**DIRECTIONS**
How many lines in these records hold the string "Målet"? State only that number.
INFORMATION GIVEN START
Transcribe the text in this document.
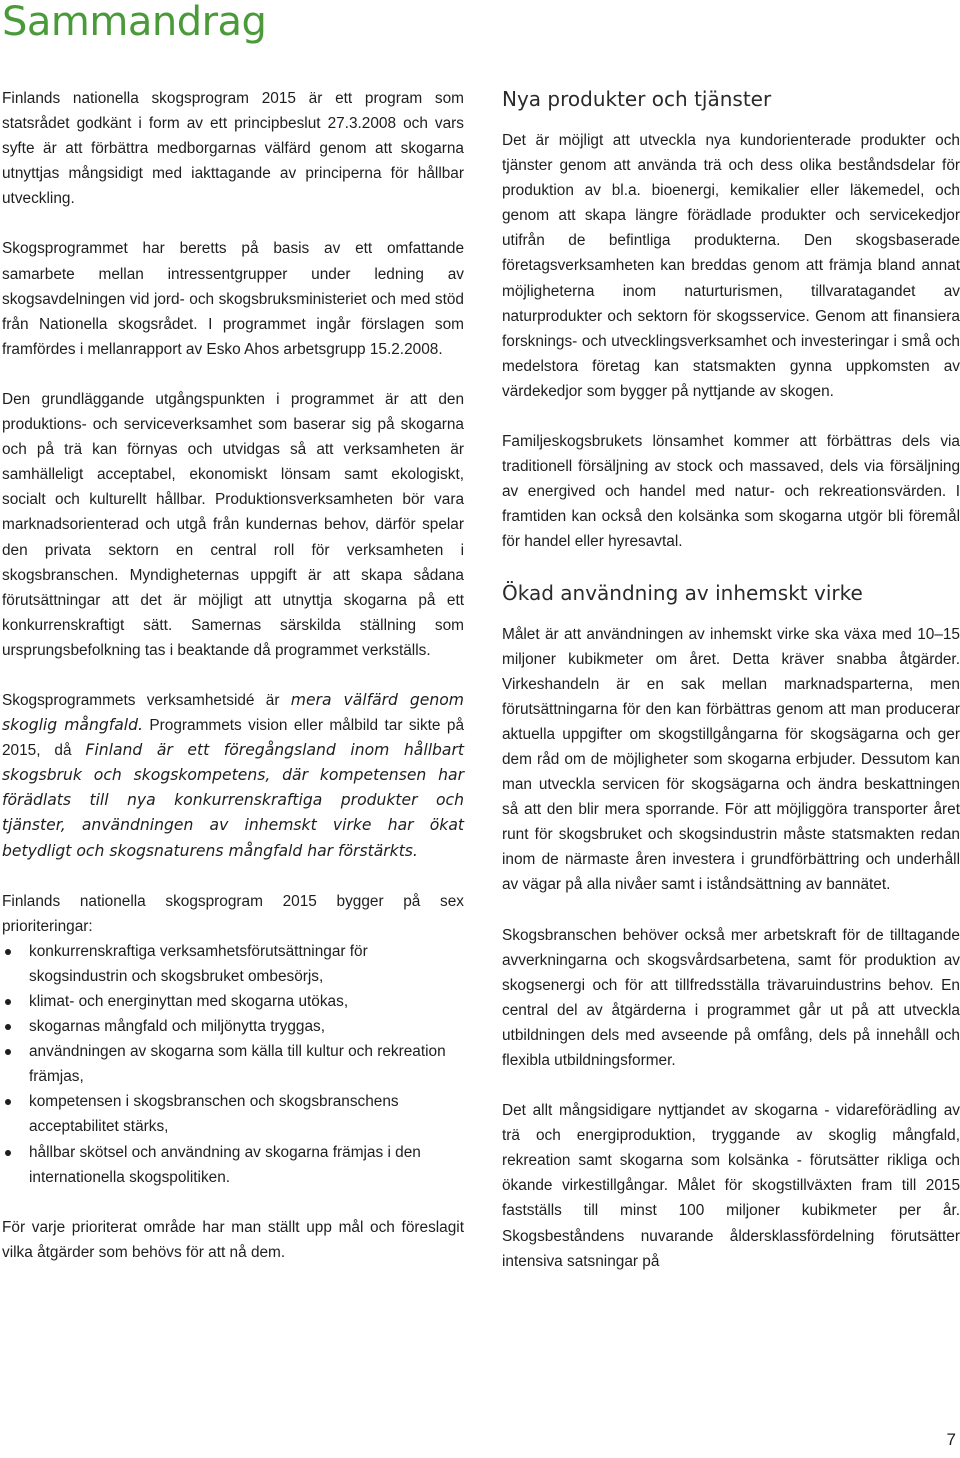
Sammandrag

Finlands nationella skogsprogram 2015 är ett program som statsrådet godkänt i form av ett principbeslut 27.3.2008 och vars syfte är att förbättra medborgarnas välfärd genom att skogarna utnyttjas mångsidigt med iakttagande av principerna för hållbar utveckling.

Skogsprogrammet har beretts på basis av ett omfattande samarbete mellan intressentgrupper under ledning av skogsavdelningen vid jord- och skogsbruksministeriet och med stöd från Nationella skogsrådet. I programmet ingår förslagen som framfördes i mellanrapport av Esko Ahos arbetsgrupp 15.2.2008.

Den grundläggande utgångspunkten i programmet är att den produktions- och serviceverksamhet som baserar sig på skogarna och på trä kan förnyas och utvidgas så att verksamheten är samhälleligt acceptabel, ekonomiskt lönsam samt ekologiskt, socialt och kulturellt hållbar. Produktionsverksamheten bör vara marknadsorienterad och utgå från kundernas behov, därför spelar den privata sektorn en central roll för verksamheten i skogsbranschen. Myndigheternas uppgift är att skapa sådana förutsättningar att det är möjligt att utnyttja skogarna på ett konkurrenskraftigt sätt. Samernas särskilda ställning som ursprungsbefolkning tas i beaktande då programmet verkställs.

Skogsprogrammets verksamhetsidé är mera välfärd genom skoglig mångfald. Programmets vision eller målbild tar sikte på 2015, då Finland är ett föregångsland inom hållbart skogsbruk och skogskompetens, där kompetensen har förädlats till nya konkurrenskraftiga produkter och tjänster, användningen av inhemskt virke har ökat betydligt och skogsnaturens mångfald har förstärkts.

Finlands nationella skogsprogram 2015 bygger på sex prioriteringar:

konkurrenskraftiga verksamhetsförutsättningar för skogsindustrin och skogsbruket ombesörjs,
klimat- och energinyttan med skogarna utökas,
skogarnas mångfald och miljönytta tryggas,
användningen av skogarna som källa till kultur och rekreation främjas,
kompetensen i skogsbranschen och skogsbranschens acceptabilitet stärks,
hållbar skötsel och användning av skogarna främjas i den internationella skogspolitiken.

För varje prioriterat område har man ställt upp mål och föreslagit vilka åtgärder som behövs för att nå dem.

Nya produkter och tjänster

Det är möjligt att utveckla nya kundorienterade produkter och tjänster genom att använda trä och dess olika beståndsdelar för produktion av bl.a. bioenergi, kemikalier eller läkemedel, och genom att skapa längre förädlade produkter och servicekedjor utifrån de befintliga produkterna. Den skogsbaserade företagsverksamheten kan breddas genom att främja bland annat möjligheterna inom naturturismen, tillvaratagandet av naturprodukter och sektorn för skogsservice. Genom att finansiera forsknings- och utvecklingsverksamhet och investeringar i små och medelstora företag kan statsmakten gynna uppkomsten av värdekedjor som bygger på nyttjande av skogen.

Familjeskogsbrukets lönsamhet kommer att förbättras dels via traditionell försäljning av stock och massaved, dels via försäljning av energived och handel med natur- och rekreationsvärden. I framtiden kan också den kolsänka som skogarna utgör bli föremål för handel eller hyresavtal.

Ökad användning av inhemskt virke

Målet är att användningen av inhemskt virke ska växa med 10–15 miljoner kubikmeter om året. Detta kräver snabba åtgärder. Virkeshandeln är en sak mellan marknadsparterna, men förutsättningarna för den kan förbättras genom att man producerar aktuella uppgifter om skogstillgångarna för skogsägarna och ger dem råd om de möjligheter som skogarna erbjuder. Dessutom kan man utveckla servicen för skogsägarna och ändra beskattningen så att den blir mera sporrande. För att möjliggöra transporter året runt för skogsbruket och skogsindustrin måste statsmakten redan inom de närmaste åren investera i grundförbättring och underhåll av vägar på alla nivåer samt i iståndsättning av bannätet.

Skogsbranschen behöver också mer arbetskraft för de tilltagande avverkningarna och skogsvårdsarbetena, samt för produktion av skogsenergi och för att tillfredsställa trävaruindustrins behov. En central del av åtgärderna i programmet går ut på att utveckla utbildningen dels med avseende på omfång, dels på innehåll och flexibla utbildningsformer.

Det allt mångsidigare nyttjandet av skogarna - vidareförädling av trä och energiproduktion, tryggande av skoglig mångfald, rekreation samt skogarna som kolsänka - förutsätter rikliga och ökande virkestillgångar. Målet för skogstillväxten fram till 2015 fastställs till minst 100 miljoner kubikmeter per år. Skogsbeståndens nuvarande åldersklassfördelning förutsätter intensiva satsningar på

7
INFORMATION GIVEN END
**EXERCISE SOLUTION**
2